Information provided
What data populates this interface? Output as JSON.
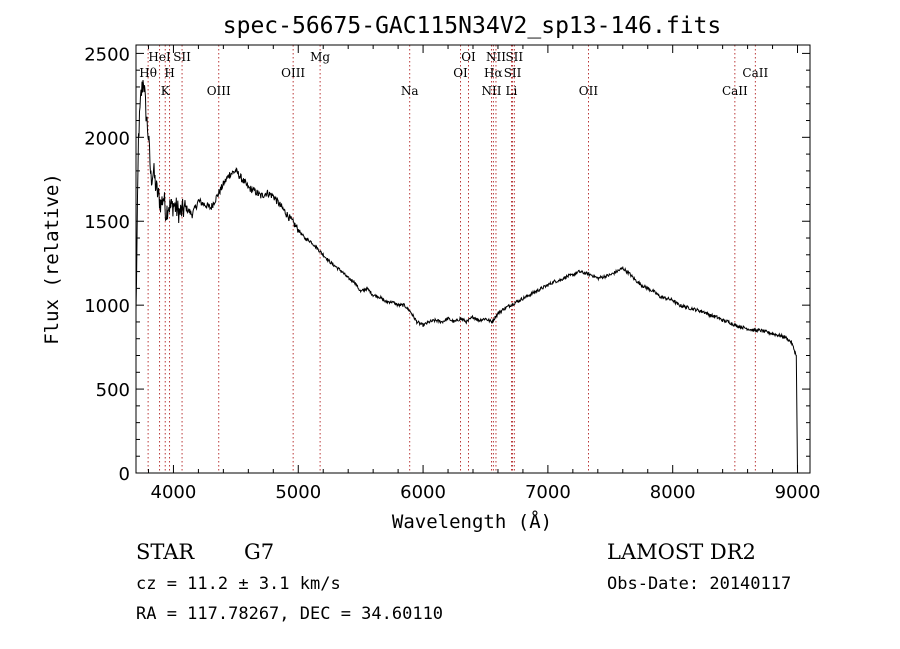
{
  "chart_data": {
    "type": "line",
    "title": "spec-56675-GAC115N34V2_sp13-146.fits",
    "xlabel": "Wavelength (Å)",
    "ylabel": "Flux (relative)",
    "xlim": [
      3700,
      9100
    ],
    "ylim": [
      0,
      2550
    ],
    "xticks": [
      "4000",
      "5000",
      "6000",
      "7000",
      "8000",
      "9000"
    ],
    "xtick_values": [
      4000,
      5000,
      6000,
      7000,
      8000,
      9000
    ],
    "yticks": [
      "0",
      "500",
      "1000",
      "1500",
      "2000",
      "2500"
    ],
    "ytick_values": [
      0,
      500,
      1000,
      1500,
      2000,
      2500
    ],
    "line_color": "#000000",
    "marker_color": "#b22222",
    "series": [
      {
        "x": [
          3700,
          3720,
          3740,
          3760,
          3780,
          3800,
          3820,
          3840,
          3860,
          3880,
          3900,
          3920,
          3940,
          3960,
          3980,
          4000,
          4050,
          4100,
          4150,
          4200,
          4250,
          4300,
          4350,
          4400,
          4450,
          4500,
          4550,
          4600,
          4650,
          4700,
          4750,
          4800,
          4850,
          4900,
          4950,
          5000,
          5050,
          5100,
          5150,
          5200,
          5250,
          5300,
          5350,
          5400,
          5450,
          5500,
          5550,
          5600,
          5650,
          5700,
          5750,
          5800,
          5850,
          5900,
          5950,
          6000,
          6050,
          6100,
          6150,
          6200,
          6250,
          6300,
          6350,
          6400,
          6450,
          6500,
          6550,
          6600,
          6650,
          6700,
          6750,
          6800,
          6850,
          6900,
          6950,
          7000,
          7050,
          7100,
          7150,
          7200,
          7250,
          7300,
          7350,
          7400,
          7450,
          7500,
          7550,
          7600,
          7650,
          7700,
          7750,
          7800,
          7850,
          7900,
          7950,
          8000,
          8050,
          8100,
          8150,
          8200,
          8250,
          8300,
          8350,
          8400,
          8450,
          8500,
          8550,
          8600,
          8650,
          8700,
          8750,
          8800,
          8850,
          8900,
          8950,
          8990,
          9000
        ],
        "y": [
          950,
          2000,
          2250,
          2350,
          2150,
          2000,
          1750,
          1800,
          1700,
          1650,
          1600,
          1650,
          1550,
          1600,
          1580,
          1600,
          1550,
          1580,
          1540,
          1620,
          1600,
          1580,
          1650,
          1720,
          1780,
          1800,
          1750,
          1700,
          1680,
          1650,
          1670,
          1650,
          1600,
          1550,
          1500,
          1450,
          1400,
          1380,
          1340,
          1300,
          1260,
          1230,
          1200,
          1160,
          1140,
          1080,
          1100,
          1060,
          1050,
          1020,
          1020,
          1000,
          1000,
          960,
          900,
          880,
          900,
          910,
          900,
          920,
          900,
          920,
          900,
          930,
          910,
          920,
          900,
          950,
          980,
          1000,
          1020,
          1040,
          1060,
          1080,
          1100,
          1120,
          1140,
          1150,
          1170,
          1180,
          1200,
          1190,
          1180,
          1160,
          1170,
          1180,
          1200,
          1220,
          1190,
          1150,
          1120,
          1100,
          1080,
          1050,
          1040,
          1030,
          1000,
          990,
          980,
          970,
          960,
          940,
          930,
          910,
          900,
          880,
          870,
          860,
          850,
          850,
          840,
          830,
          820,
          810,
          780,
          700,
          0
        ]
      }
    ],
    "lines": [
      {
        "label": "Hθ",
        "x": 3797,
        "row": 2
      },
      {
        "label": "HeI",
        "x": 3889,
        "row": 1
      },
      {
        "label": "K",
        "x": 3934,
        "row": 3
      },
      {
        "label": "H",
        "x": 3969,
        "row": 2
      },
      {
        "label": "SII",
        "x": 4069,
        "row": 1
      },
      {
        "label": "OIII",
        "x": 4363,
        "row": 3
      },
      {
        "label": "OIII",
        "x": 4959,
        "row": 2
      },
      {
        "label": "Mg",
        "x": 5175,
        "row": 1
      },
      {
        "label": "Na",
        "x": 5893,
        "row": 3
      },
      {
        "label": "OI",
        "x": 6300,
        "row": 2
      },
      {
        "label": "OI",
        "x": 6364,
        "row": 1
      },
      {
        "label": "NII",
        "x": 6548,
        "row": 3
      },
      {
        "label": "NII",
        "x": 6584,
        "row": 1
      },
      {
        "label": "Hα",
        "x": 6563,
        "row": 2
      },
      {
        "label": "Li",
        "x": 6708,
        "row": 3
      },
      {
        "label": "SII",
        "x": 6717,
        "row": 2
      },
      {
        "label": "SII",
        "x": 6731,
        "row": 1
      },
      {
        "label": "OII",
        "x": 7325,
        "row": 3
      },
      {
        "label": "CaII",
        "x": 8498,
        "row": 3
      },
      {
        "label": "CaII",
        "x": 8662,
        "row": 2
      }
    ]
  },
  "info": {
    "object_class": "STAR",
    "subclass": "G7",
    "cz": "cz = 11.2 ± 3.1 km/s",
    "coords": "RA = 117.78267, DEC =  34.60110",
    "survey": "LAMOST DR2",
    "obs_date": "Obs-Date: 20140117"
  }
}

Exercise
Omit any images, then output the listing exactly.

The response
What data populates this interface? Output as JSON.
{
  "chart_data": {
    "type": "line",
    "title": "spec-56675-GAC115N34V2_sp13-146.fits",
    "xlabel": "Wavelength (Å)",
    "ylabel": "Flux (relative)",
    "xlim": [
      3700,
      9100
    ],
    "ylim": [
      0,
      2550
    ],
    "xticks": [
      "4000",
      "5000",
      "6000",
      "7000",
      "8000",
      "9000"
    ],
    "xtick_values": [
      4000,
      5000,
      6000,
      7000,
      8000,
      9000
    ],
    "yticks": [
      "0",
      "500",
      "1000",
      "1500",
      "2000",
      "2500"
    ],
    "ytick_values": [
      0,
      500,
      1000,
      1500,
      2000,
      2500
    ],
    "line_color": "#000000",
    "marker_color": "#b22222",
    "series": [
      {
        "x": [
          3700,
          3720,
          3740,
          3760,
          3780,
          3800,
          3820,
          3840,
          3860,
          3880,
          3900,
          3920,
          3940,
          3960,
          3980,
          4000,
          4050,
          4100,
          4150,
          4200,
          4250,
          4300,
          4350,
          4400,
          4450,
          4500,
          4550,
          4600,
          4650,
          4700,
          4750,
          4800,
          4850,
          4900,
          4950,
          5000,
          5050,
          5100,
          5150,
          5200,
          5250,
          5300,
          5350,
          5400,
          5450,
          5500,
          5550,
          5600,
          5650,
          5700,
          5750,
          5800,
          5850,
          5900,
          5950,
          6000,
          6050,
          6100,
          6150,
          6200,
          6250,
          6300,
          6350,
          6400,
          6450,
          6500,
          6550,
          6600,
          6650,
          6700,
          6750,
          6800,
          6850,
          6900,
          6950,
          7000,
          7050,
          7100,
          7150,
          7200,
          7250,
          7300,
          7350,
          7400,
          7450,
          7500,
          7550,
          7600,
          7650,
          7700,
          7750,
          7800,
          7850,
          7900,
          7950,
          8000,
          8050,
          8100,
          8150,
          8200,
          8250,
          8300,
          8350,
          8400,
          8450,
          8500,
          8550,
          8600,
          8650,
          8700,
          8750,
          8800,
          8850,
          8900,
          8950,
          8990,
          9000
        ],
        "y": [
          950,
          2000,
          2250,
          2350,
          2150,
          2000,
          1750,
          1800,
          1700,
          1650,
          1600,
          1650,
          1550,
          1600,
          1580,
          1600,
          1550,
          1580,
          1540,
          1620,
          1600,
          1580,
          1650,
          1720,
          1780,
          1800,
          1750,
          1700,
          1680,
          1650,
          1670,
          1650,
          1600,
          1550,
          1500,
          1450,
          1400,
          1380,
          1340,
          1300,
          1260,
          1230,
          1200,
          1160,
          1140,
          1080,
          1100,
          1060,
          1050,
          1020,
          1020,
          1000,
          1000,
          960,
          900,
          880,
          900,
          910,
          900,
          920,
          900,
          920,
          900,
          930,
          910,
          920,
          900,
          950,
          980,
          1000,
          1020,
          1040,
          1060,
          1080,
          1100,
          1120,
          1140,
          1150,
          1170,
          1180,
          1200,
          1190,
          1180,
          1160,
          1170,
          1180,
          1200,
          1220,
          1190,
          1150,
          1120,
          1100,
          1080,
          1050,
          1040,
          1030,
          1000,
          990,
          980,
          970,
          960,
          940,
          930,
          910,
          900,
          880,
          870,
          860,
          850,
          850,
          840,
          830,
          820,
          810,
          780,
          700,
          0
        ]
      }
    ],
    "lines": [
      {
        "label": "Hθ",
        "x": 3797,
        "row": 2
      },
      {
        "label": "HeI",
        "x": 3889,
        "row": 1
      },
      {
        "label": "K",
        "x": 3934,
        "row": 3
      },
      {
        "label": "H",
        "x": 3969,
        "row": 2
      },
      {
        "label": "SII",
        "x": 4069,
        "row": 1
      },
      {
        "label": "OIII",
        "x": 4363,
        "row": 3
      },
      {
        "label": "OIII",
        "x": 4959,
        "row": 2
      },
      {
        "label": "Mg",
        "x": 5175,
        "row": 1
      },
      {
        "label": "Na",
        "x": 5893,
        "row": 3
      },
      {
        "label": "OI",
        "x": 6300,
        "row": 2
      },
      {
        "label": "OI",
        "x": 6364,
        "row": 1
      },
      {
        "label": "NII",
        "x": 6548,
        "row": 3
      },
      {
        "label": "NII",
        "x": 6584,
        "row": 1
      },
      {
        "label": "Hα",
        "x": 6563,
        "row": 2
      },
      {
        "label": "Li",
        "x": 6708,
        "row": 3
      },
      {
        "label": "SII",
        "x": 6717,
        "row": 2
      },
      {
        "label": "SII",
        "x": 6731,
        "row": 1
      },
      {
        "label": "OII",
        "x": 7325,
        "row": 3
      },
      {
        "label": "CaII",
        "x": 8498,
        "row": 3
      },
      {
        "label": "CaII",
        "x": 8662,
        "row": 2
      }
    ]
  },
  "info": {
    "object_class": "STAR",
    "subclass": "G7",
    "cz": "cz = 11.2 ± 3.1 km/s",
    "coords": "RA = 117.78267, DEC =  34.60110",
    "survey": "LAMOST DR2",
    "obs_date": "Obs-Date: 20140117"
  }
}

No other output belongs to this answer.